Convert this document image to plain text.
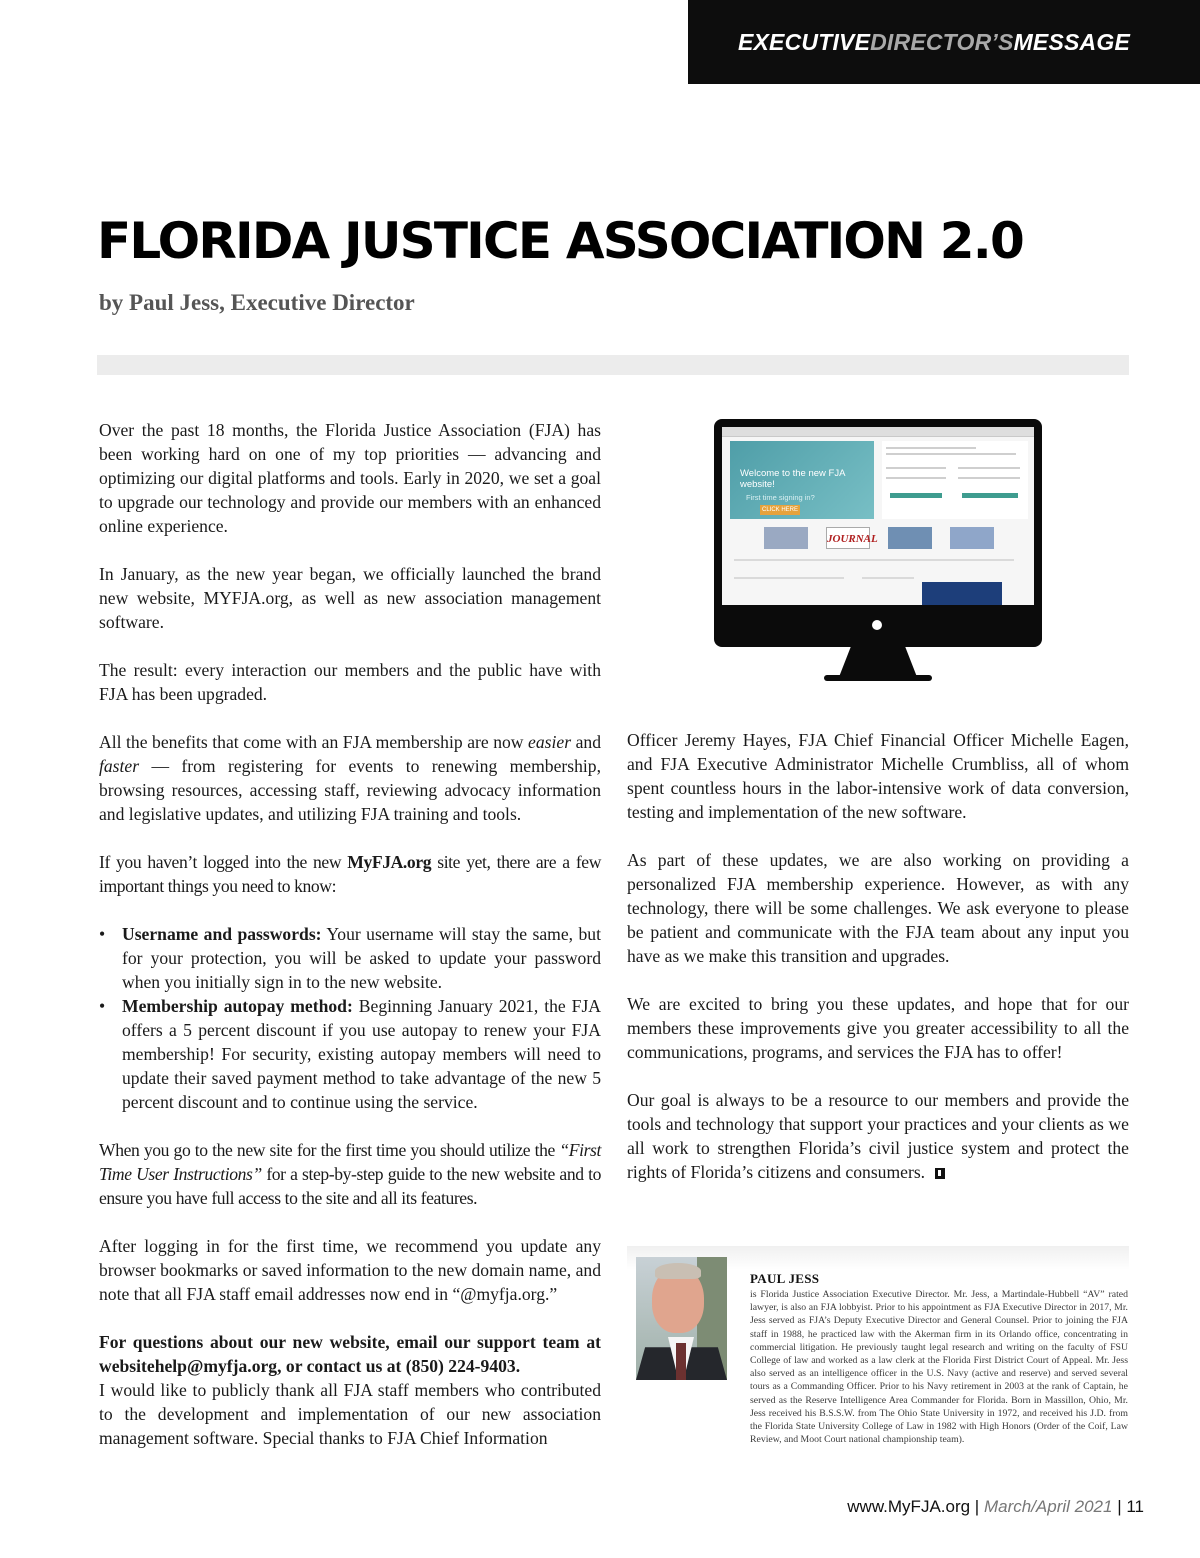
EXECUTIVE DIRECTOR’S MESSAGE
FLORIDA JUSTICE ASSOCIATION 2.0
by Paul Jess, Executive Director

Over the past 18 months, the Florida Justice Association (FJA) has been working hard on one of my top priorities — advancing and optimizing our digital platforms and tools. Early in 2020, we set a goal to upgrade our technology and provide our members with an enhanced online experience.

In January, as the new year began, we officially launched the brand new website, MYFJA.org, as well as new association management software.

The result: every interaction our members and the public have with FJA has been upgraded.

All the benefits that come with an FJA membership are now easier and faster — from registering for events to renewing membership, browsing resources, accessing staff, reviewing advocacy information and legislative updates, and utilizing FJA training and tools.

If you haven’t logged into the new MyFJA.org site yet, there are a few important things you need to know:

• Username and passwords: Your username will stay the same, but for your protection, you will be asked to update your password when you initially sign in to the new website.
• Membership autopay method: Beginning January 2021, the FJA offers a 5 percent discount if you use autopay to renew your FJA membership! For security, existing autopay members will need to update their saved payment method to take advantage of the new 5 percent discount and to continue using the service.

When you go to the new site for the first time you should utilize the “First Time User Instructions” for a step-by-step guide to the new website and to ensure you have full access to the site and all its features.

After logging in for the first time, we recommend you update any browser bookmarks or saved information to the new domain name, and note that all FJA staff email addresses now end in “@myfja.org.”

For questions about our new website, email our support team at websitehelp@myfja.org, or contact us at (850) 224-9403.

I would like to publicly thank all FJA staff members who contributed to the development and implementation of our new association management software. Special thanks to FJA Chief Information

Welcome to the new FJA website!
First time signing in?
CLICK HERE
JOURNAL

Officer Jeremy Hayes, FJA Chief Financial Officer Michelle Eagen, and FJA Executive Administrator Michelle Crumbliss, all of whom spent countless hours in the labor-intensive work of data conversion, testing and implementation of the new software.

As part of these updates, we are also working on providing a personalized FJA membership experience. However, as with any technology, there will be some challenges. We ask everyone to please be patient and communicate with the FJA team about any input you have as we make this transition and upgrades.

We are excited to bring you these updates, and hope that for our members these improvements give you greater accessibility to all the communications, programs, and services the FJA has to offer!

Our goal is always to be a resource to our members and provide the tools and technology that support your practices and your clients as we all work to strengthen Florida’s civil justice system and protect the rights of Florida’s citizens and consumers.

PAUL JESS

is Florida Justice Association Executive Director. Mr. Jess, a Martindale-Hubbell “AV” rated lawyer, is also an FJA lobbyist. Prior to his appointment as FJA Executive Director in 2017, Mr. Jess served as FJA’s Deputy Executive Director and General Counsel. Prior to joining the FJA staff in 1988, he practiced law with the Akerman firm in its Orlando office, concentrating in commercial litigation. He previously taught legal research and writing on the faculty of FSU College of law and worked as a law clerk at the Florida First District Court of Appeal. Mr. Jess also served as an intelligence officer in the U.S. Navy (active and reserve) and served several tours as a Commanding Officer. Prior to his Navy retirement in 2003 at the rank of Captain, he served as the Reserve Intelligence Area Commander for Florida. Born in Massillon, Ohio, Mr. Jess received his B.S.S.W. from The Ohio State University in 1972, and received his J.D. from the Florida State University College of Law in 1982 with High Honors (Order of the Coif, Law Review, and Moot Court national championship team).

www.MyFJA.org | March/April 2021 | 11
------------------------------------------------------------------------
• _JOB_
Using the listing above, list every line in which the string "provide" occurs.

• _RESULT_
Over the past 18 months, the Florida Justice Association (FJA) has been working hard on one of my top priorities — advancing and optimizing our digital platforms and tools. Early in 2020, we set a goal to upgrade our technology and provide our members with an enhanced online experience.
Our goal is always to be a resource to our members and provide the tools and technology that support your practices and your clients as we all work to strengthen Florida’s civil justice system and protect the rights of Florida’s citizens and consumers.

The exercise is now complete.